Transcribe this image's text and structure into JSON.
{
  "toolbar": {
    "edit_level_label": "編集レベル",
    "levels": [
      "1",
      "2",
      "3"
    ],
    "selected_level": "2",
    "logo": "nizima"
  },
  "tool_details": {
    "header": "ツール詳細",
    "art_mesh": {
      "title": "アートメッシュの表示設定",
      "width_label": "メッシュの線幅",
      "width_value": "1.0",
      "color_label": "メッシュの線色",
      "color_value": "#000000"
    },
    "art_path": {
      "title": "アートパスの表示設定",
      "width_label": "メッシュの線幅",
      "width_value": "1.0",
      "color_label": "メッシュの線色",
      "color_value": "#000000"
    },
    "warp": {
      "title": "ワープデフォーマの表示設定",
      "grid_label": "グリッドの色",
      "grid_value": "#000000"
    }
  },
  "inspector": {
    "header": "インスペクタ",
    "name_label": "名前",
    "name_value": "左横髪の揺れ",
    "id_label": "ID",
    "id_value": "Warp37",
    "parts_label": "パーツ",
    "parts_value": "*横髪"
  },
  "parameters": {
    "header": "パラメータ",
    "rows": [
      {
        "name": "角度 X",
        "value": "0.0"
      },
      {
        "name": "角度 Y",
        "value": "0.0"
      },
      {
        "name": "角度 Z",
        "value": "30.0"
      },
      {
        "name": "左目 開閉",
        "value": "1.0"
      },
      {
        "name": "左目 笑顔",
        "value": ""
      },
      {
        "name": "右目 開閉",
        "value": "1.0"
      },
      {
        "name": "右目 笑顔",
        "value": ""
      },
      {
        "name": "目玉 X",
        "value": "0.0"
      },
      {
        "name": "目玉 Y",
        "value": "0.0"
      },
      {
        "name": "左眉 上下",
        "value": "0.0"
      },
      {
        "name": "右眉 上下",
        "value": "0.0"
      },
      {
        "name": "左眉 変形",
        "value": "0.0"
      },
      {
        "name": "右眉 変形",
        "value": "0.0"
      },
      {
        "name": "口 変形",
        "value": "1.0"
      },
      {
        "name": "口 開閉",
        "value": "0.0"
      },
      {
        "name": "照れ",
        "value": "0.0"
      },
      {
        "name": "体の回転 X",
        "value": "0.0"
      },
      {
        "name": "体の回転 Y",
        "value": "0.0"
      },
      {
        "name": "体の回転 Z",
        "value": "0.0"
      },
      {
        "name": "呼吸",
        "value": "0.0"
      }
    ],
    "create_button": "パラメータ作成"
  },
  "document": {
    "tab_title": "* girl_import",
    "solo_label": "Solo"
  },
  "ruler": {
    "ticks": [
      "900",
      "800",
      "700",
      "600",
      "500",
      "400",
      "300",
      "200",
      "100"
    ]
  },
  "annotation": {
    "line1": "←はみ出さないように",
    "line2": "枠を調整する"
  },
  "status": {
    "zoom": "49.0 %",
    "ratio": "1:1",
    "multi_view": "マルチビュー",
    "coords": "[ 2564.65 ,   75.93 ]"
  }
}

▶ _DIRECTIVE_
Write out the data again, exactly and in full.

▶ _TASK SOLUTION_
Transcribe this image's text and structure into JSON.
{
  "toolbar": {
    "edit_level_label": "編集レベル",
    "levels": [
      "1",
      "2",
      "3"
    ],
    "selected_level": "2",
    "logo": "nizima"
  },
  "tool_details": {
    "header": "ツール詳細",
    "art_mesh": {
      "title": "アートメッシュの表示設定",
      "width_label": "メッシュの線幅",
      "width_value": "1.0",
      "color_label": "メッシュの線色",
      "color_value": "#000000"
    },
    "art_path": {
      "title": "アートパスの表示設定",
      "width_label": "メッシュの線幅",
      "width_value": "1.0",
      "color_label": "メッシュの線色",
      "color_value": "#000000"
    },
    "warp": {
      "title": "ワープデフォーマの表示設定",
      "grid_label": "グリッドの色",
      "grid_value": "#000000"
    }
  },
  "inspector": {
    "header": "インスペクタ",
    "name_label": "名前",
    "name_value": "左横髪の揺れ",
    "id_label": "ID",
    "id_value": "Warp37",
    "parts_label": "パーツ",
    "parts_value": "*横髪"
  },
  "parameters": {
    "header": "パラメータ",
    "rows": [
      {
        "name": "角度 X",
        "value": "0.0"
      },
      {
        "name": "角度 Y",
        "value": "0.0"
      },
      {
        "name": "角度 Z",
        "value": "30.0"
      },
      {
        "name": "左目 開閉",
        "value": "1.0"
      },
      {
        "name": "左目 笑顔",
        "value": ""
      },
      {
        "name": "右目 開閉",
        "value": "1.0"
      },
      {
        "name": "右目 笑顔",
        "value": ""
      },
      {
        "name": "目玉 X",
        "value": "0.0"
      },
      {
        "name": "目玉 Y",
        "value": "0.0"
      },
      {
        "name": "左眉 上下",
        "value": "0.0"
      },
      {
        "name": "右眉 上下",
        "value": "0.0"
      },
      {
        "name": "左眉 変形",
        "value": "0.0"
      },
      {
        "name": "右眉 変形",
        "value": "0.0"
      },
      {
        "name": "口 変形",
        "value": "1.0"
      },
      {
        "name": "口 開閉",
        "value": "0.0"
      },
      {
        "name": "照れ",
        "value": "0.0"
      },
      {
        "name": "体の回転 X",
        "value": "0.0"
      },
      {
        "name": "体の回転 Y",
        "value": "0.0"
      },
      {
        "name": "体の回転 Z",
        "value": "0.0"
      },
      {
        "name": "呼吸",
        "value": "0.0"
      }
    ],
    "create_button": "パラメータ作成"
  },
  "document": {
    "tab_title": "* girl_import",
    "solo_label": "Solo"
  },
  "ruler": {
    "ticks": [
      "900",
      "800",
      "700",
      "600",
      "500",
      "400",
      "300",
      "200",
      "100"
    ]
  },
  "annotation": {
    "line1": "←はみ出さないように",
    "line2": "枠を調整する"
  },
  "status": {
    "zoom": "49.0 %",
    "ratio": "1:1",
    "multi_view": "マルチビュー",
    "coords": "[ 2564.65 ,   75.93 ]"
  }
}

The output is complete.